STATED PROBLEM:
Without the images, write out the whole listing exactly.

DATA IN THIS EXERCISE:
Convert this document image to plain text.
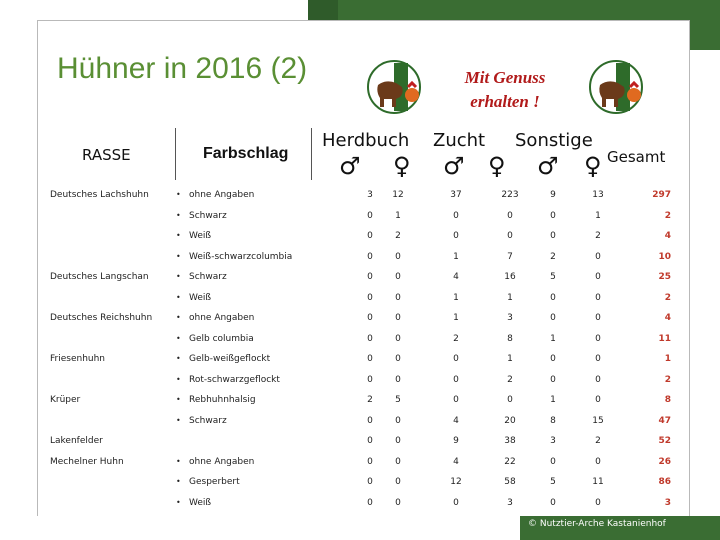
9	31-05-2016
Hühner in 2016 (2)	Mit Genuss
erhalten !
RASSE	Farbschlag
Herdbuch Zucht Sonstige
Gesamt
♂ ♀ ♂ ♀ ♂ ♀
Deutsches Lachshuhn	• ohne Angaben	3	12	37	223	9	13	297
• Schwarz	0	1	0	0	0	1	2
• Weiß	0	2	0	0	0	2	4
• Weiß-schwarzcolumbia	0	0	1	7	2	0	10
Deutsches Langschan	• Schwarz	0	0	4	16	5	0	25
• Weiß	0	0	1	1	0	0	2
Deutsches Reichshuhn	• ohne Angaben	0	0	1	3	0	0	4
• Gelb columbia	0	0	2	8	1	0	11
Friesenhuhn	• Gelb-weißgeflockt	0	0	0	1	0	0	1
• Rot-schwarzgeflockt	0	0	0	2	0	0	2
Krüper	• Rebhuhnhalsig	2	5	0	0	1	0	8
• Schwarz	0	0	4	20	8	15	47
Lakenfelder	0	0	9	38	3	2	52
Mechelner Huhn	• ohne Angaben	0	0	4	22	0	0	26
• Gesperbert	0	0	12	58	5	11	86
• Weiß	0	0	0	3	0	0	3
© Nutztier-Arche Kastanienhof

FINISHED EXERCISE:
Convert this document image to plain text.
9	31-05-2016
Hühner in 2016 (2)	Mit Genuss
erhalten !
RASSE	Farbschlag
Herdbuch Zucht Sonstige
Gesamt
♂ ♀ ♂ ♀ ♂ ♀
Deutsches Lachshuhn	• ohne Angaben	3	12	37	223	9	13	297
• Schwarz	0	1	0	0	0	1	2
• Weiß	0	2	0	0	0	2	4
• Weiß-schwarzcolumbia	0	0	1	7	2	0	10
Deutsches Langschan	• Schwarz	0	0	4	16	5	0	25
• Weiß	0	0	1	1	0	0	2
Deutsches Reichshuhn	• ohne Angaben	0	0	1	3	0	0	4
• Gelb columbia	0	0	2	8	1	0	11
Friesenhuhn	• Gelb-weißgeflockt	0	0	0	1	0	0	1
• Rot-schwarzgeflockt	0	0	0	2	0	0	2
Krüper	• Rebhuhnhalsig	2	5	0	0	1	0	8
• Schwarz	0	0	4	20	8	15	47
Lakenfelder	0	0	9	38	3	2	52
Mechelner Huhn	• ohne Angaben	0	0	4	22	0	0	26
• Gesperbert	0	0	12	58	5	11	86
• Weiß	0	0	0	3	0	0	3
© Nutztier-Arche Kastanienhof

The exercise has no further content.